● **The request**
Reproduce the entries below word for word, beginning with the line that contains "List each element" and continuing through the line that contains "Bar — [613, 72, 647, 97]". Leave the pictures out.

● **Given entries**
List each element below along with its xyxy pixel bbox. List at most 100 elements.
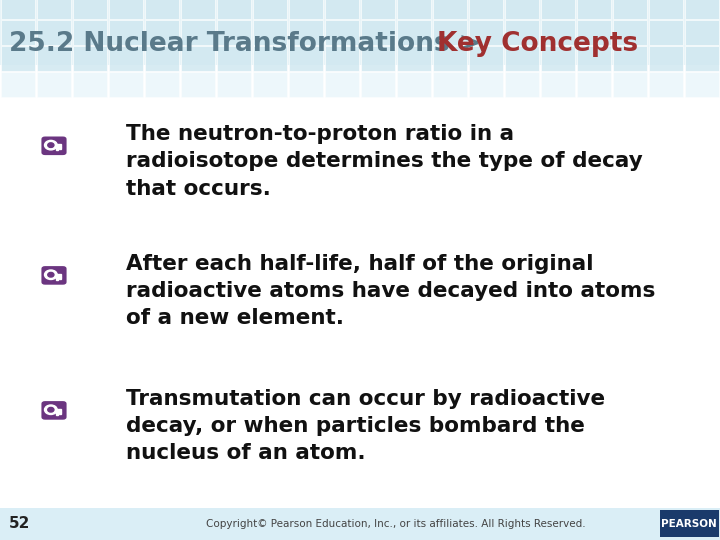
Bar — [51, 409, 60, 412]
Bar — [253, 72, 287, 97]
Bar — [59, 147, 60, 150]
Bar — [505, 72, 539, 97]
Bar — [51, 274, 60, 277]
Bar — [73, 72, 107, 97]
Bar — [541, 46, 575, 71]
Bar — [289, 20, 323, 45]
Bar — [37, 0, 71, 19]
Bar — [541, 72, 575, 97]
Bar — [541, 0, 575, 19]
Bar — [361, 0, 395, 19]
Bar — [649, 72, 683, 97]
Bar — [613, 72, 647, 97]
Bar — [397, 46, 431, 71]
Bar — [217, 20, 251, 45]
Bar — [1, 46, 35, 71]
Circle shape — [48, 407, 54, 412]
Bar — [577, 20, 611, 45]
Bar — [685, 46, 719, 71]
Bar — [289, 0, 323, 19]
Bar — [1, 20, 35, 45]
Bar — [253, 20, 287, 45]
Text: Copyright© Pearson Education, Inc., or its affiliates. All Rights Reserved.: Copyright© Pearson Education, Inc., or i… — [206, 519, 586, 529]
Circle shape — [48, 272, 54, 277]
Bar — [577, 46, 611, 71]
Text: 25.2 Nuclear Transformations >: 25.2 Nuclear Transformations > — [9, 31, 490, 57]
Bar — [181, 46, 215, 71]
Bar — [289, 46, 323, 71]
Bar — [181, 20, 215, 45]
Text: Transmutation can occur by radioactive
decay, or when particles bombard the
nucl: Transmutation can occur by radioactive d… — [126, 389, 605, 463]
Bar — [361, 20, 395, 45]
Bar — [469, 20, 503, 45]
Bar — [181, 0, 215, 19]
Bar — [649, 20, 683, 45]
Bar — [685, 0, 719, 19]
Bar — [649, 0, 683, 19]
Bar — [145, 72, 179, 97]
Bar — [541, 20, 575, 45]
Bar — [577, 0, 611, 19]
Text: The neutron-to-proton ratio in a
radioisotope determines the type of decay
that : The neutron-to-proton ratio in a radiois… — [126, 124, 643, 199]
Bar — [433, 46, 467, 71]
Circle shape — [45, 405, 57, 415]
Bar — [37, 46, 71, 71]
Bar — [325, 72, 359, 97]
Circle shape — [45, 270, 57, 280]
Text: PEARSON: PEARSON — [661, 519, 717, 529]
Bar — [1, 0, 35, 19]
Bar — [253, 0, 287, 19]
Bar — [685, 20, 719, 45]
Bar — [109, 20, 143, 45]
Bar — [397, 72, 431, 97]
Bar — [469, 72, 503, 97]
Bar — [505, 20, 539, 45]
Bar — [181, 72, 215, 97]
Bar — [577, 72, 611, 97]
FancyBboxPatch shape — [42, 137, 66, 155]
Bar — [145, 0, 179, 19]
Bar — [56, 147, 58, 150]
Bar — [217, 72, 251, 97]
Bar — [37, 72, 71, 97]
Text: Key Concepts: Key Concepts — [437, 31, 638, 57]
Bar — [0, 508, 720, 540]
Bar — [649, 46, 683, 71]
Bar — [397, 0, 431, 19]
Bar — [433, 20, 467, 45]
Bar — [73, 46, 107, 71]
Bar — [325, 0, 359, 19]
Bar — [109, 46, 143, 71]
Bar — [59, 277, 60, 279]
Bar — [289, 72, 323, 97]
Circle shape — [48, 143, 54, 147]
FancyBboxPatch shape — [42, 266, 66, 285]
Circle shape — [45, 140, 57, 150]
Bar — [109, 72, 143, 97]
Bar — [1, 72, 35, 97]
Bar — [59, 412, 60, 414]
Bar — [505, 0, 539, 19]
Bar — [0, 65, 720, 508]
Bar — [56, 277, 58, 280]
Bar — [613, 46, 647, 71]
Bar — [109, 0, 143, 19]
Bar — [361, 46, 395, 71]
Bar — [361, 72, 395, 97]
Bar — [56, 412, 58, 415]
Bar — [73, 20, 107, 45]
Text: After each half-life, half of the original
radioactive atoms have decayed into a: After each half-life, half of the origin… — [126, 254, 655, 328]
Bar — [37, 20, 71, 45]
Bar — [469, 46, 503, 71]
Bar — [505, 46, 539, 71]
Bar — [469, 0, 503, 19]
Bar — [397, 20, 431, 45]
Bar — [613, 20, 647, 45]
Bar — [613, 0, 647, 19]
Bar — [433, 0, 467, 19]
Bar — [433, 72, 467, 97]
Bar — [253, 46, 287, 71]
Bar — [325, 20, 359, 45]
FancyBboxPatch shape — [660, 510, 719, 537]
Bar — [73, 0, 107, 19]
---
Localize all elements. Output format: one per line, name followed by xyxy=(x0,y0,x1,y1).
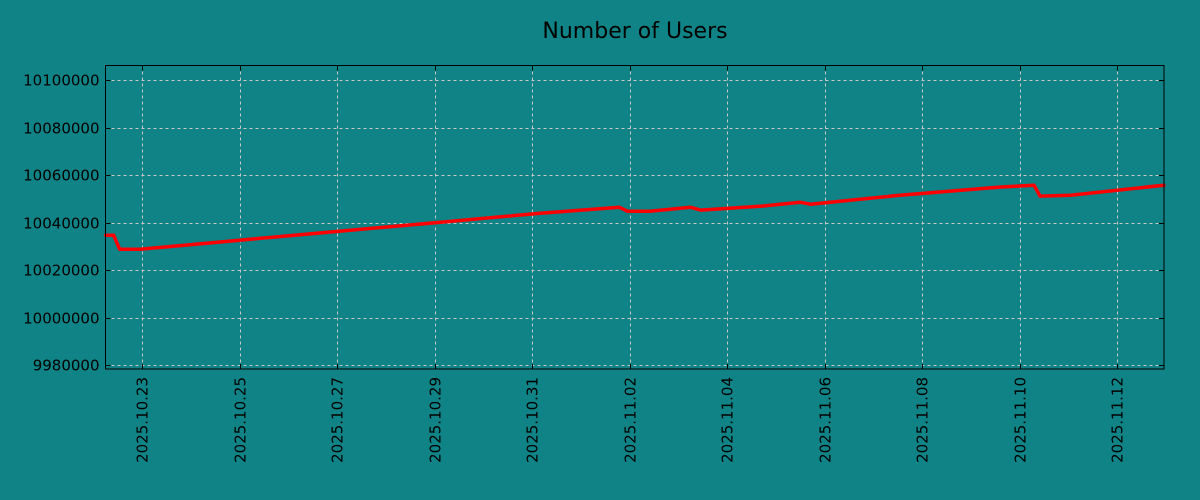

● **Output of the exercise**
List each element below along with its xyxy pixel bbox. List at most 100 elements.
Bar — [51, 409, 60, 412]
Bar — [253, 72, 287, 97]
Bar — [59, 147, 60, 150]
Bar — [505, 72, 539, 97]
Bar — [51, 274, 60, 277]
Bar — [73, 72, 107, 97]
Bar — [541, 46, 575, 71]
Bar — [289, 20, 323, 45]
Bar — [37, 0, 71, 19]
Bar — [541, 72, 575, 97]
Bar — [541, 0, 575, 19]
Bar — [361, 0, 395, 19]
Bar — [649, 72, 683, 97]
Bar — [613, 72, 647, 97]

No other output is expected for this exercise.